▶ SET PROBLEM
Give back the full listing verbatim, apart from its images.
** start of DATA IN THIS EXERCISE **
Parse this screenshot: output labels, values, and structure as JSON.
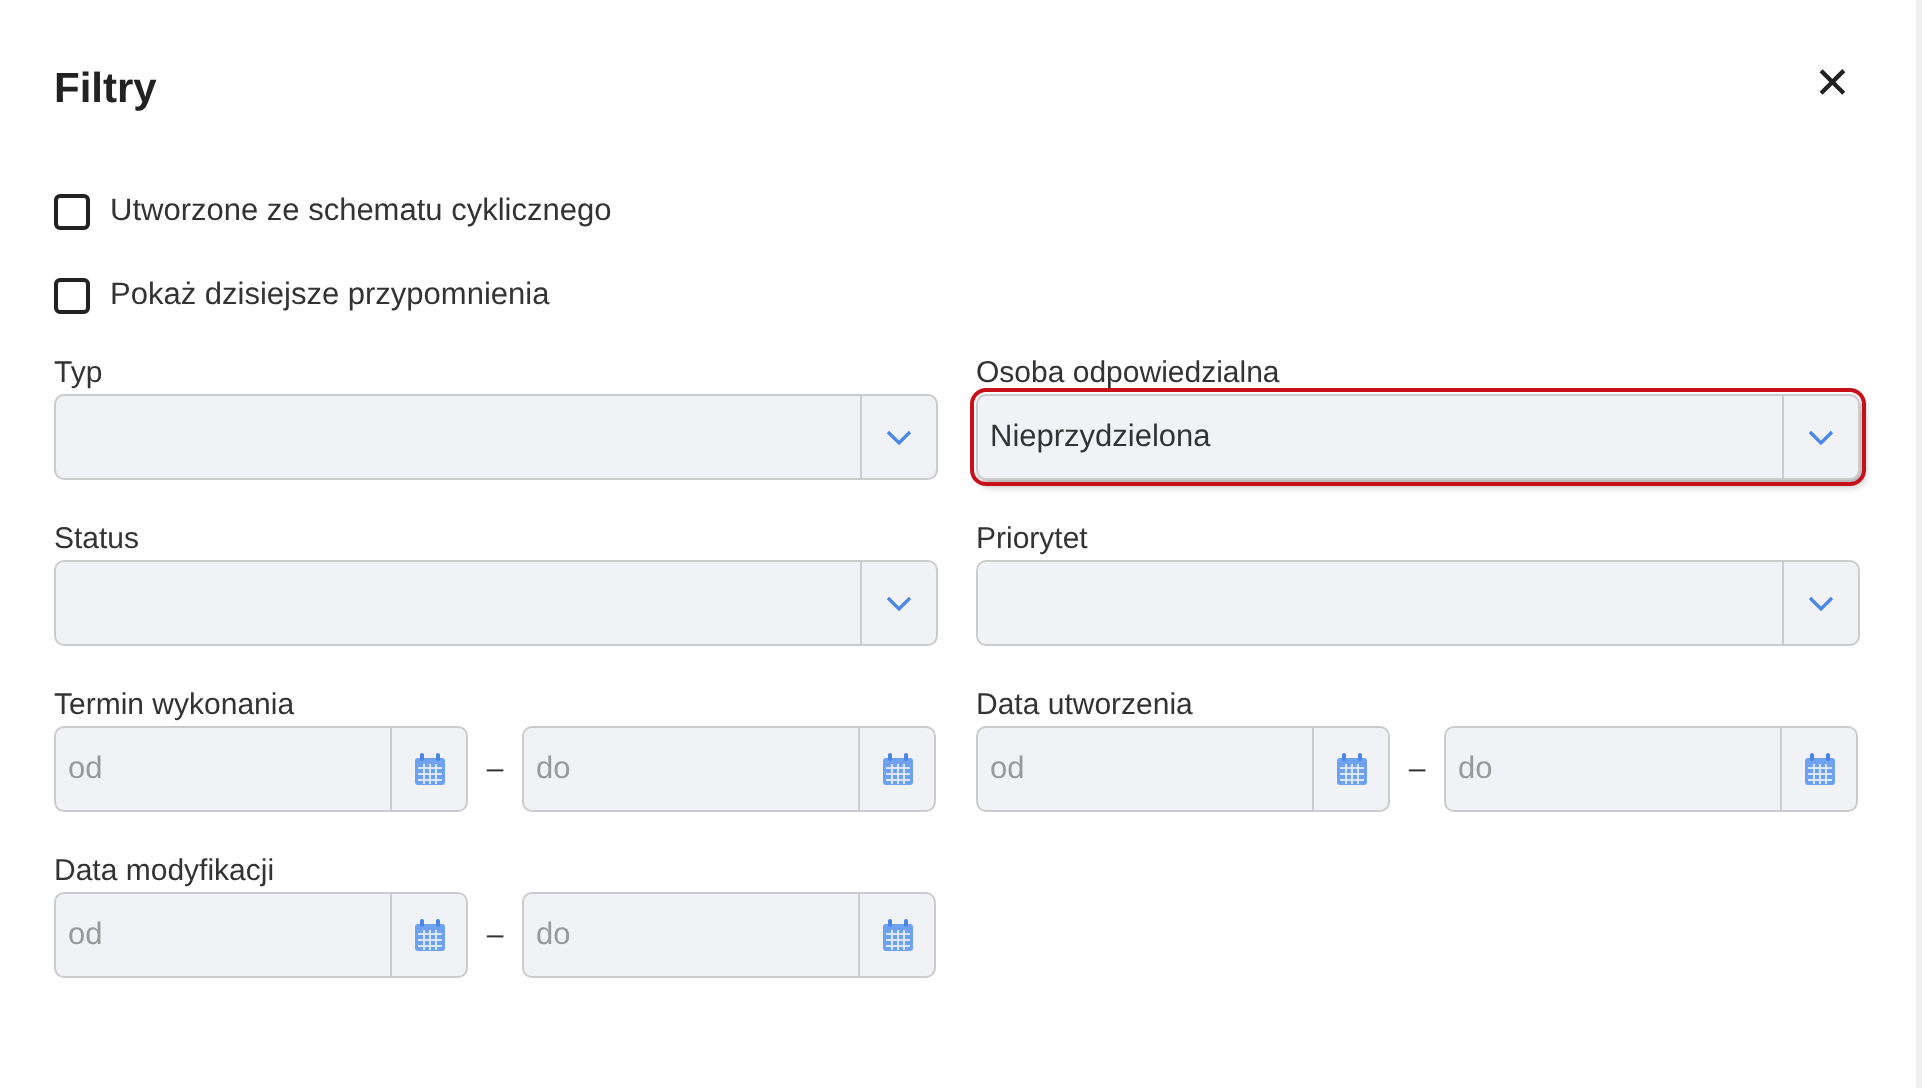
{
  "dialog": {
    "title": "Filtry",
    "close": "✕"
  },
  "checkboxes": [
    {
      "label": "Utworzone ze schematu cyklicznego",
      "checked": false
    },
    {
      "label": "Pokaż dzisiejsze przypomnienia",
      "checked": false
    }
  ],
  "fields": [
    {
      "kind": "select",
      "label": "Typ",
      "highlighted": false
    },
    {
      "kind": "select",
      "label": "Osoba odpowiedzialna",
      "value": "Nieprzydzielona",
      "highlighted": true
    },
    {
      "kind": "select",
      "label": "Status",
      "highlighted": false
    },
    {
      "kind": "select",
      "label": "Priorytet",
      "highlighted": false
    },
    {
      "kind": "date_range",
      "label": "Termin wykonania",
      "from_placeholder": "od",
      "separator": "–",
      "to_placeholder": "do"
    },
    {
      "kind": "date_range",
      "label": "Data utworzenia",
      "from_placeholder": "od",
      "separator": "–",
      "to_placeholder": "do"
    },
    {
      "kind": "date_range",
      "label": "Data modyfikacji",
      "from_placeholder": "od",
      "separator": "–",
      "to_placeholder": "do"
    }
  ]
}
** end of DATA IN THIS EXERCISE **
▶ WRITTEN SOLUTION
Parse this screenshot: output labels, values, and structure as JSON.
{
  "dialog": {
    "title": "Filtry",
    "close": "✕"
  },
  "checkboxes": [
    {
      "label": "Utworzone ze schematu cyklicznego",
      "checked": false
    },
    {
      "label": "Pokaż dzisiejsze przypomnienia",
      "checked": false
    }
  ],
  "fields": [
    {
      "kind": "select",
      "label": "Typ",
      "highlighted": false
    },
    {
      "kind": "select",
      "label": "Osoba odpowiedzialna",
      "value": "Nieprzydzielona",
      "highlighted": true
    },
    {
      "kind": "select",
      "label": "Status",
      "highlighted": false
    },
    {
      "kind": "select",
      "label": "Priorytet",
      "highlighted": false
    },
    {
      "kind": "date_range",
      "label": "Termin wykonania",
      "from_placeholder": "od",
      "separator": "–",
      "to_placeholder": "do"
    },
    {
      "kind": "date_range",
      "label": "Data utworzenia",
      "from_placeholder": "od",
      "separator": "–",
      "to_placeholder": "do"
    },
    {
      "kind": "date_range",
      "label": "Data modyfikacji",
      "from_placeholder": "od",
      "separator": "–",
      "to_placeholder": "do"
    }
  ]
}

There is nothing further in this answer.